begin
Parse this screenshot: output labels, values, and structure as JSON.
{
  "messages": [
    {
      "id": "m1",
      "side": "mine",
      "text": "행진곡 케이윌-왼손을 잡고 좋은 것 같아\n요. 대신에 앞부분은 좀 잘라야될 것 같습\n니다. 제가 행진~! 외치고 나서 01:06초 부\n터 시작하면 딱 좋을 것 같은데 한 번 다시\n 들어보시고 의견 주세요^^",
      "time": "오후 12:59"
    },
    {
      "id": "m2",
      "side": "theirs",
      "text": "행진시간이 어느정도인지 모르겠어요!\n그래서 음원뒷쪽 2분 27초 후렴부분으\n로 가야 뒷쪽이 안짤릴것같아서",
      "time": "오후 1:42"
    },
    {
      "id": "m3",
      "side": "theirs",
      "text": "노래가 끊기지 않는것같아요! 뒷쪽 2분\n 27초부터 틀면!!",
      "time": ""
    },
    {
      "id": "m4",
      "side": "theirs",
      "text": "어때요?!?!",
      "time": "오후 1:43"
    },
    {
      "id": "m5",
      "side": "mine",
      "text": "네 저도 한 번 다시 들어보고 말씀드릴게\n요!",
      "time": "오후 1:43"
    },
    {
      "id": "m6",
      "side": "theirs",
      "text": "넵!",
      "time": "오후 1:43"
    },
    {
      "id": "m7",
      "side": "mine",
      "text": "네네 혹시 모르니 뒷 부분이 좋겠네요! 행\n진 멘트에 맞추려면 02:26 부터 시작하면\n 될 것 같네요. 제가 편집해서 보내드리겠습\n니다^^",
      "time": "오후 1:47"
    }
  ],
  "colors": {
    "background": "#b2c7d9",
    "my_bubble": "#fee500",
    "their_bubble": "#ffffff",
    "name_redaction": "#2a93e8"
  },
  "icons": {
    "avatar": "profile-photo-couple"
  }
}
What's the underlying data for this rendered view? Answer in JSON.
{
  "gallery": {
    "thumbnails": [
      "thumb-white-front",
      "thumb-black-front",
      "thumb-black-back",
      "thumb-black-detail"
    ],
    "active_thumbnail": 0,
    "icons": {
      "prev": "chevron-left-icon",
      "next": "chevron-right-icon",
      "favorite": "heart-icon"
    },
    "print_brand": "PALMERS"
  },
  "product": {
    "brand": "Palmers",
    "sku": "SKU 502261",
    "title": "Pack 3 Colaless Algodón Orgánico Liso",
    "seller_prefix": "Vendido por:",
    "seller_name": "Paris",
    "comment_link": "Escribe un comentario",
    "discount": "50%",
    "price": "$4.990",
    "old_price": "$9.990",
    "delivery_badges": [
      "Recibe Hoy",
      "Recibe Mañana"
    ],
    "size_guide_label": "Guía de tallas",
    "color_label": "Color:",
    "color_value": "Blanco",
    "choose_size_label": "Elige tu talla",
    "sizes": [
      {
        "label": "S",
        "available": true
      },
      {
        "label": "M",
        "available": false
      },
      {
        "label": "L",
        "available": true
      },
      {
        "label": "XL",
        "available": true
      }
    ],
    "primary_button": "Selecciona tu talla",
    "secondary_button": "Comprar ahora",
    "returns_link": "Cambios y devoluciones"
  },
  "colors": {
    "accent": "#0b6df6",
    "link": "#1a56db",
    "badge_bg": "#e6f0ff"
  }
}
end
- To be done -
What is the number of lines in the data above that include the word "chevron"? Answer with that number only.

- Full output -
2